WHAT YOU SHOULD DO: Go through the records underneath and count the lines that include the string "Spain". Give nothing but the number.

(Records from a dataset)
begin

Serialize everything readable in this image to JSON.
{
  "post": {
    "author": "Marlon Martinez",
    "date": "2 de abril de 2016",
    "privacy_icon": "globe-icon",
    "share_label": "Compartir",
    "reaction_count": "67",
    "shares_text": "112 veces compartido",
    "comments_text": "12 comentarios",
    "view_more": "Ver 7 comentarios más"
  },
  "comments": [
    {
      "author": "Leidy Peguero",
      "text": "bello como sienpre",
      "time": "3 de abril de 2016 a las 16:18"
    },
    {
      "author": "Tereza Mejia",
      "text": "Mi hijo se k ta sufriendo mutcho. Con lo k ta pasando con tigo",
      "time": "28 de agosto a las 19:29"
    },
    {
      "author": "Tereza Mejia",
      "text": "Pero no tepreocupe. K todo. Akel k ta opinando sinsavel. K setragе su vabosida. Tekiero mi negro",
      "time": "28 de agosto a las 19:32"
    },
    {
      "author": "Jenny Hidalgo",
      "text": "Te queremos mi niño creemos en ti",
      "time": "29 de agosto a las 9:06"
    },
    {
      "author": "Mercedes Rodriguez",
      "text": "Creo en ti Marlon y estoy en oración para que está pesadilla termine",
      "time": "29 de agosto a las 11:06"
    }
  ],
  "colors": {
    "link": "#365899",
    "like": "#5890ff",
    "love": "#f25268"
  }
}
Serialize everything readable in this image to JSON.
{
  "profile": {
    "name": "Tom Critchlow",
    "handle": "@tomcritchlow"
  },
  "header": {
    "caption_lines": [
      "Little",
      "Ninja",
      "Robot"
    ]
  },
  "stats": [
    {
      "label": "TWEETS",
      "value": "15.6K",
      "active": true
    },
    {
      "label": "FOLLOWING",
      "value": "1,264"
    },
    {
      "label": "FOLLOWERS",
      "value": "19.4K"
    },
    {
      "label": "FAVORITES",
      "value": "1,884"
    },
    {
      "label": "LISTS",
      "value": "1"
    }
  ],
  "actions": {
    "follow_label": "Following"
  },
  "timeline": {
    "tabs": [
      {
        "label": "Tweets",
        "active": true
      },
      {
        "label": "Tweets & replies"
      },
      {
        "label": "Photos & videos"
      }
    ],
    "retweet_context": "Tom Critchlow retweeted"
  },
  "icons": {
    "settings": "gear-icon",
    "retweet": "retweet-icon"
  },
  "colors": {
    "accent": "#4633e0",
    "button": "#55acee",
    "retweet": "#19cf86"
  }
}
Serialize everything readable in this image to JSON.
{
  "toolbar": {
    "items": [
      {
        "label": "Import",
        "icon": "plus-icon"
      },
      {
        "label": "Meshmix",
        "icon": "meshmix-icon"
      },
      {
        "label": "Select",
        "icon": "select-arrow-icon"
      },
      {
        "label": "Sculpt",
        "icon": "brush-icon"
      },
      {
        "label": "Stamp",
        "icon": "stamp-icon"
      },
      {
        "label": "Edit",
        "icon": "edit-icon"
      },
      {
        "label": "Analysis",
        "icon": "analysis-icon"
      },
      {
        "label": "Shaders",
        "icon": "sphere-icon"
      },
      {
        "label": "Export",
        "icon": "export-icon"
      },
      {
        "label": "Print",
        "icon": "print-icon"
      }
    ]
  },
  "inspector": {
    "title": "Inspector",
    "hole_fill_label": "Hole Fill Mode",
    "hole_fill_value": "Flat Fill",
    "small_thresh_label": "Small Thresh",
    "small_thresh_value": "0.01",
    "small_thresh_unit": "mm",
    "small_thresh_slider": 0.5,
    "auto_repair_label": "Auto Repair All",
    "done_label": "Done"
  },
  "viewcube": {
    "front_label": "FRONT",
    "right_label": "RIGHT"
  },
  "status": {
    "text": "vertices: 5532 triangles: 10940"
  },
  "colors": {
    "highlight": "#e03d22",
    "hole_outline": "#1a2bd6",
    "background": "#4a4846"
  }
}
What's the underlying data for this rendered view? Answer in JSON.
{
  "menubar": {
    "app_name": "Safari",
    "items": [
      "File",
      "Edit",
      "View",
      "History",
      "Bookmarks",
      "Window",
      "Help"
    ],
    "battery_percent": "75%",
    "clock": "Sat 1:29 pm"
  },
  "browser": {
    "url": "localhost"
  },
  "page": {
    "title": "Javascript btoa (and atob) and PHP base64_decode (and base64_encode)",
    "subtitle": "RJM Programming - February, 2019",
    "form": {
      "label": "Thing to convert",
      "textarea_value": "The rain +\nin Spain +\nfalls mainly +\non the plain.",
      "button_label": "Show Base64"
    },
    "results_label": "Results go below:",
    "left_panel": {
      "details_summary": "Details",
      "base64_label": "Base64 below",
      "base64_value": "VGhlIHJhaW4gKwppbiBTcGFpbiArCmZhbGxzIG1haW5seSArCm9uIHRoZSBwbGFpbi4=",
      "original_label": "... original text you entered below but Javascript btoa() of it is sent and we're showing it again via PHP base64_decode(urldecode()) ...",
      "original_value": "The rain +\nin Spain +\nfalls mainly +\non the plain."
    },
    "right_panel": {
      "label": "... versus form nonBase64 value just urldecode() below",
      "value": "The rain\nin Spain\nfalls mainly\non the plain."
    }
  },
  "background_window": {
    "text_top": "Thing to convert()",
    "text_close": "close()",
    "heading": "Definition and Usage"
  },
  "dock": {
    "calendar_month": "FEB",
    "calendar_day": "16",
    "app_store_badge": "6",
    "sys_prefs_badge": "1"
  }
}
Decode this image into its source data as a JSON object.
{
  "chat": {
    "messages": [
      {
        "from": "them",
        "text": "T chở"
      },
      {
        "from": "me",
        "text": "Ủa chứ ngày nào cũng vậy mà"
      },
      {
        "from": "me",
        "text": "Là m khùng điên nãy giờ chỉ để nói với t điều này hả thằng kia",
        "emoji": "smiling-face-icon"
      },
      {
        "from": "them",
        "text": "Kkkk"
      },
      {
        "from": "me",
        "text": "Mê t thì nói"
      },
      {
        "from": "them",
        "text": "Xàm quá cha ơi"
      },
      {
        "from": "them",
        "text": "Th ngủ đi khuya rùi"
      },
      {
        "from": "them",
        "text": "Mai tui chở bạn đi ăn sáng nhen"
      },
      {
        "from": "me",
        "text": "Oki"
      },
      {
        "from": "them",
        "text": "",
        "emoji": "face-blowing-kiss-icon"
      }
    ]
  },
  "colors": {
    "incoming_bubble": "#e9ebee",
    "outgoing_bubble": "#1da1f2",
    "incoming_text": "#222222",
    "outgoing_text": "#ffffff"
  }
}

end

FINAL RESULT: 3